Exercise = Copy the data precisely, character for character, and leave out every picture.

═══ Task data ═══

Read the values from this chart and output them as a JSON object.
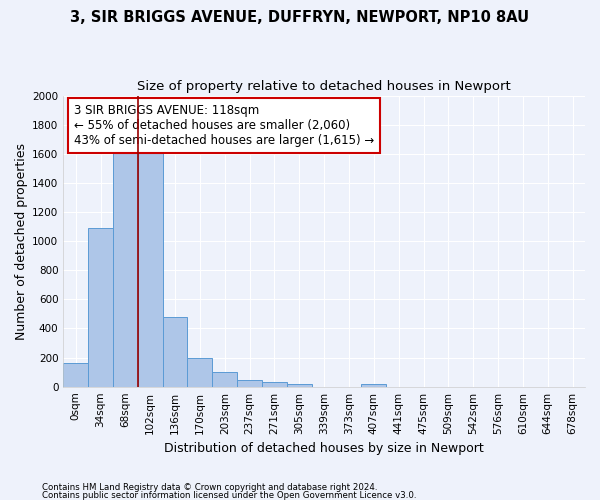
{
  "title1": "3, SIR BRIGGS AVENUE, DUFFRYN, NEWPORT, NP10 8AU",
  "title2": "Size of property relative to detached houses in Newport",
  "xlabel": "Distribution of detached houses by size in Newport",
  "ylabel": "Number of detached properties",
  "footnote1": "Contains HM Land Registry data © Crown copyright and database right 2024.",
  "footnote2": "Contains public sector information licensed under the Open Government Licence v3.0.",
  "categories": [
    "0sqm",
    "34sqm",
    "68sqm",
    "102sqm",
    "136sqm",
    "170sqm",
    "203sqm",
    "237sqm",
    "271sqm",
    "305sqm",
    "339sqm",
    "373sqm",
    "407sqm",
    "441sqm",
    "475sqm",
    "509sqm",
    "542sqm",
    "576sqm",
    "610sqm",
    "644sqm",
    "678sqm"
  ],
  "values": [
    165,
    1090,
    1625,
    1625,
    480,
    200,
    100,
    45,
    30,
    18,
    0,
    0,
    18,
    0,
    0,
    0,
    0,
    0,
    0,
    0,
    0
  ],
  "bar_color": "#aec6e8",
  "bar_edge_color": "#5b9bd5",
  "vline_x": 2.5,
  "vline_color": "#990000",
  "annotation_line1": "3 SIR BRIGGS AVENUE: 118sqm",
  "annotation_line2": "← 55% of detached houses are smaller (2,060)",
  "annotation_line3": "43% of semi-detached houses are larger (1,615) →",
  "annotation_box_color": "#ffffff",
  "annotation_box_edge": "#cc0000",
  "ylim": [
    0,
    2000
  ],
  "yticks": [
    0,
    200,
    400,
    600,
    800,
    1000,
    1200,
    1400,
    1600,
    1800,
    2000
  ],
  "background_color": "#eef2fb",
  "grid_color": "#ffffff",
  "title_fontsize": 10.5,
  "subtitle_fontsize": 9.5,
  "ylabel_fontsize": 9,
  "xlabel_fontsize": 9,
  "tick_fontsize": 7.5,
  "annot_fontsize": 8.5
}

═══

Output for this exercise =
Read the values from this chart and output them as a JSON object.
{
  "title1": "3, SIR BRIGGS AVENUE, DUFFRYN, NEWPORT, NP10 8AU",
  "title2": "Size of property relative to detached houses in Newport",
  "xlabel": "Distribution of detached houses by size in Newport",
  "ylabel": "Number of detached properties",
  "footnote1": "Contains HM Land Registry data © Crown copyright and database right 2024.",
  "footnote2": "Contains public sector information licensed under the Open Government Licence v3.0.",
  "categories": [
    "0sqm",
    "34sqm",
    "68sqm",
    "102sqm",
    "136sqm",
    "170sqm",
    "203sqm",
    "237sqm",
    "271sqm",
    "305sqm",
    "339sqm",
    "373sqm",
    "407sqm",
    "441sqm",
    "475sqm",
    "509sqm",
    "542sqm",
    "576sqm",
    "610sqm",
    "644sqm",
    "678sqm"
  ],
  "values": [
    165,
    1090,
    1625,
    1625,
    480,
    200,
    100,
    45,
    30,
    18,
    0,
    0,
    18,
    0,
    0,
    0,
    0,
    0,
    0,
    0,
    0
  ],
  "bar_color": "#aec6e8",
  "bar_edge_color": "#5b9bd5",
  "vline_x": 2.5,
  "vline_color": "#990000",
  "annotation_line1": "3 SIR BRIGGS AVENUE: 118sqm",
  "annotation_line2": "← 55% of detached houses are smaller (2,060)",
  "annotation_line3": "43% of semi-detached houses are larger (1,615) →",
  "annotation_box_color": "#ffffff",
  "annotation_box_edge": "#cc0000",
  "ylim": [
    0,
    2000
  ],
  "yticks": [
    0,
    200,
    400,
    600,
    800,
    1000,
    1200,
    1400,
    1600,
    1800,
    2000
  ],
  "background_color": "#eef2fb",
  "grid_color": "#ffffff",
  "title_fontsize": 10.5,
  "subtitle_fontsize": 9.5,
  "ylabel_fontsize": 9,
  "xlabel_fontsize": 9,
  "tick_fontsize": 7.5,
  "annot_fontsize": 8.5
}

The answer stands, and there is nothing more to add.